WORK INSTRUCTIONS:
Report the number of lines in these entries that contain "Odstęp". Write only the number.

-- -- --

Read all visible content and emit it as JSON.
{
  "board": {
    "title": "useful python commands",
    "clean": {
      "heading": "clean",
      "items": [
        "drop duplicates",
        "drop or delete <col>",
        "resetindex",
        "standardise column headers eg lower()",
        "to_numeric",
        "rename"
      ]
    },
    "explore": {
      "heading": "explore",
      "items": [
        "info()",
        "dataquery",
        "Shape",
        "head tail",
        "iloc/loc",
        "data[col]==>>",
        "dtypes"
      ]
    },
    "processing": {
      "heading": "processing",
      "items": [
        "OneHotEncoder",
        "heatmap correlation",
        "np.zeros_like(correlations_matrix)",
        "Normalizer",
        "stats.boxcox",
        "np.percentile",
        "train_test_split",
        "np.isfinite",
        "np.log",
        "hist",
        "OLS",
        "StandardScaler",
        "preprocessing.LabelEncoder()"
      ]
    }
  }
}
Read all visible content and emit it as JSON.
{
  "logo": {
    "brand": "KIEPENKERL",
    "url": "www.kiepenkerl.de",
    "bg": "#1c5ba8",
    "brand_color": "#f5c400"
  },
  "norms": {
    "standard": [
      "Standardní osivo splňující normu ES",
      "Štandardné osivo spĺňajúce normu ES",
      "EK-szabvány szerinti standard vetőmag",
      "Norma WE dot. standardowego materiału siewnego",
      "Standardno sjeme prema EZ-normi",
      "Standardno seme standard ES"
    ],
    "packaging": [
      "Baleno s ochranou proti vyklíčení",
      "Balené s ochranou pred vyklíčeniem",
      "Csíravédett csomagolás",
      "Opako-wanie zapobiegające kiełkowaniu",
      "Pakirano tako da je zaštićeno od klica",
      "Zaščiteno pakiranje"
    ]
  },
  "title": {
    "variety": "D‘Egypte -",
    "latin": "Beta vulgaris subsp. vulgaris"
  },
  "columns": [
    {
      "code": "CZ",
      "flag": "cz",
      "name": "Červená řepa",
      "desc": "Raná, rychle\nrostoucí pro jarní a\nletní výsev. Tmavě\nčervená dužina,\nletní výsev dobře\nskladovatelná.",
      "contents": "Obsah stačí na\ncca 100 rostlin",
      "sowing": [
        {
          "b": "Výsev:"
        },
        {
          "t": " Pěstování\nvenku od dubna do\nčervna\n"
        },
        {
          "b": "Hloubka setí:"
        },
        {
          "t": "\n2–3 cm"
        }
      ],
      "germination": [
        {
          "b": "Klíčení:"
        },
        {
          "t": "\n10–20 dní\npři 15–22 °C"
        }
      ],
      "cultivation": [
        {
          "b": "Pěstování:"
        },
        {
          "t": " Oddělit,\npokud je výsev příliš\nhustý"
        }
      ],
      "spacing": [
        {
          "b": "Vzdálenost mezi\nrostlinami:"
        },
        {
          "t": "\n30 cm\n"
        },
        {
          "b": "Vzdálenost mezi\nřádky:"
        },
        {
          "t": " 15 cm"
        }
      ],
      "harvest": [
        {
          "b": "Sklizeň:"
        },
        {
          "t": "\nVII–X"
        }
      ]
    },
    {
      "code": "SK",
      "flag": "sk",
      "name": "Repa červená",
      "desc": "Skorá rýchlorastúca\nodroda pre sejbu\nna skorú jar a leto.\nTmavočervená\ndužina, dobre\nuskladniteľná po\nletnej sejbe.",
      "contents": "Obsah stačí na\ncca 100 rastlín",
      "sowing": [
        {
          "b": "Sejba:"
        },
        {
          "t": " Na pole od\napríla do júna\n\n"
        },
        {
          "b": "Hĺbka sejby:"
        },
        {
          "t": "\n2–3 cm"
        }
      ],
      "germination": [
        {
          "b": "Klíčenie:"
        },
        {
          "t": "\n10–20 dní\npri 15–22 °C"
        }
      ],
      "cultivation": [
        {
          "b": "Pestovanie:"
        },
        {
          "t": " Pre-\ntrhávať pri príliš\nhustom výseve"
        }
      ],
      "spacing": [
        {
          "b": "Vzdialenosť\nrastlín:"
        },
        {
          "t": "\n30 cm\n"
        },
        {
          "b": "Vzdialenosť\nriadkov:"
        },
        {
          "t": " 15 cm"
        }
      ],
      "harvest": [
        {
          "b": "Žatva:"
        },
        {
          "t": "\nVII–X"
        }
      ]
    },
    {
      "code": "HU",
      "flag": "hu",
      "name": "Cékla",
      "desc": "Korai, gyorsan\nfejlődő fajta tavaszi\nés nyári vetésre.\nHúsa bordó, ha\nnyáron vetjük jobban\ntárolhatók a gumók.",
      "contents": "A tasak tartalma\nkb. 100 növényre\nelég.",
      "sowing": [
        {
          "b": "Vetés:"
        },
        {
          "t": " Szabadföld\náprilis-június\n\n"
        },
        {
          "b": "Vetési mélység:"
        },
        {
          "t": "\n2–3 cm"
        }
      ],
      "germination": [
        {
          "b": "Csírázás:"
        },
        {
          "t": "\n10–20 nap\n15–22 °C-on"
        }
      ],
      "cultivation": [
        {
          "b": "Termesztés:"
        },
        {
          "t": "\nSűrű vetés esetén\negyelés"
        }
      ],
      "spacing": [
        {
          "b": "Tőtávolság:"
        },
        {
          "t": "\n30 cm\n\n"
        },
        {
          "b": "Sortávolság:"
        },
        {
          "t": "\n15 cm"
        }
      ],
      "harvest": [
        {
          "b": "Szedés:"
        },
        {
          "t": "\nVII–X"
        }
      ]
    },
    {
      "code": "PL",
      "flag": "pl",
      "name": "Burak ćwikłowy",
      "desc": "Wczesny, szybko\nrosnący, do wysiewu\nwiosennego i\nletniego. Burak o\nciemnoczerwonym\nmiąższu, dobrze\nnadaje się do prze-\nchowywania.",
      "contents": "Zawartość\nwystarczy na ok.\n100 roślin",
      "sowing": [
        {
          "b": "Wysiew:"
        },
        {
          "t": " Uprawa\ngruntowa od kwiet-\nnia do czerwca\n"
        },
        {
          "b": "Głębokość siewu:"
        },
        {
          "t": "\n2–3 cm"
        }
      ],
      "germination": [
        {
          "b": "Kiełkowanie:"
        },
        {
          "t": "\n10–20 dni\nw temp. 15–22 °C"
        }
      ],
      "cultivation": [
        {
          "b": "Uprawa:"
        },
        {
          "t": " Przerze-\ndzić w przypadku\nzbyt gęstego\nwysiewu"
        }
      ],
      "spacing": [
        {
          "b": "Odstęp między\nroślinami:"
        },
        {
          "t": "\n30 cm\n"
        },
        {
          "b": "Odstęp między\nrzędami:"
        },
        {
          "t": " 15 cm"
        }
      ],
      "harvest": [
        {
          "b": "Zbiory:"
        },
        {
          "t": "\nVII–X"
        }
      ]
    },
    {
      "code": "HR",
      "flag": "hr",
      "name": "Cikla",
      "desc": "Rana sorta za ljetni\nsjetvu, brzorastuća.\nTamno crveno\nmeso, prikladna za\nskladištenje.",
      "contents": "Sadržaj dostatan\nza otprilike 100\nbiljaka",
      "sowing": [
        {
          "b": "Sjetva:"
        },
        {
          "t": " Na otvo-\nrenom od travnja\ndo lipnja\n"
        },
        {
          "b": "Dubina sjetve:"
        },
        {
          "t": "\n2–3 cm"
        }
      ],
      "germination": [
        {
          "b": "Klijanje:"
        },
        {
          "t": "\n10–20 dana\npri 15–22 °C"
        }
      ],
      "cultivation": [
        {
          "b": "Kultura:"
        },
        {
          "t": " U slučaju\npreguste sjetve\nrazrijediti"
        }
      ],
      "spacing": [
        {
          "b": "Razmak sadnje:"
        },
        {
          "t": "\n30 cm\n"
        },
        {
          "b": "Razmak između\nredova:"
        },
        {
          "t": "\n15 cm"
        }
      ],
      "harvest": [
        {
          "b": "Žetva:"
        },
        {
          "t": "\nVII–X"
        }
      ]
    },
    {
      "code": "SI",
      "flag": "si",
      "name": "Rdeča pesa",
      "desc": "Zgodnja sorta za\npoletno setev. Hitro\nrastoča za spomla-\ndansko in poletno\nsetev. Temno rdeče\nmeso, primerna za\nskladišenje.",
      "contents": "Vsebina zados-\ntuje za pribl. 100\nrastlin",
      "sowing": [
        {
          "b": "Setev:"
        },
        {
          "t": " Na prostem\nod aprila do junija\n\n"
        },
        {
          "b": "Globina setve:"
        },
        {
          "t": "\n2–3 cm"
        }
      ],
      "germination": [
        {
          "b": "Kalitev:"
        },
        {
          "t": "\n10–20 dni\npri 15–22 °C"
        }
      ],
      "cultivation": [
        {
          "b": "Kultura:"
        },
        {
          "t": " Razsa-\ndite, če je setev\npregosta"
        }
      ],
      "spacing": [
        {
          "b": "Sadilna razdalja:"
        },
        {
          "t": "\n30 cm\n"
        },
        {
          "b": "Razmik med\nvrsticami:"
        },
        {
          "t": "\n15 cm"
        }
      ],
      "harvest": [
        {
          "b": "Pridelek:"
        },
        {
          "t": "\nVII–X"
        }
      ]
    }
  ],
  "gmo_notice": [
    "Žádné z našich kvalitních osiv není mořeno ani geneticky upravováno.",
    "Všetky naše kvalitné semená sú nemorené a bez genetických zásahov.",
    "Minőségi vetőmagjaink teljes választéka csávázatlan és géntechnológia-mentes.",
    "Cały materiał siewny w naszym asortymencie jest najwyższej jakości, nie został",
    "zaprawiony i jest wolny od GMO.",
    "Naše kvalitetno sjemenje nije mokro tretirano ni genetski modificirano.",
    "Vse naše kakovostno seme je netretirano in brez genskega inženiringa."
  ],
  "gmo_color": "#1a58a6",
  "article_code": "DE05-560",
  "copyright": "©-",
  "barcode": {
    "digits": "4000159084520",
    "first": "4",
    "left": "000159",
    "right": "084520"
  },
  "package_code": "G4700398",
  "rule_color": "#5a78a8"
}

-- -- --

RESULT FOR THIS TASK:
2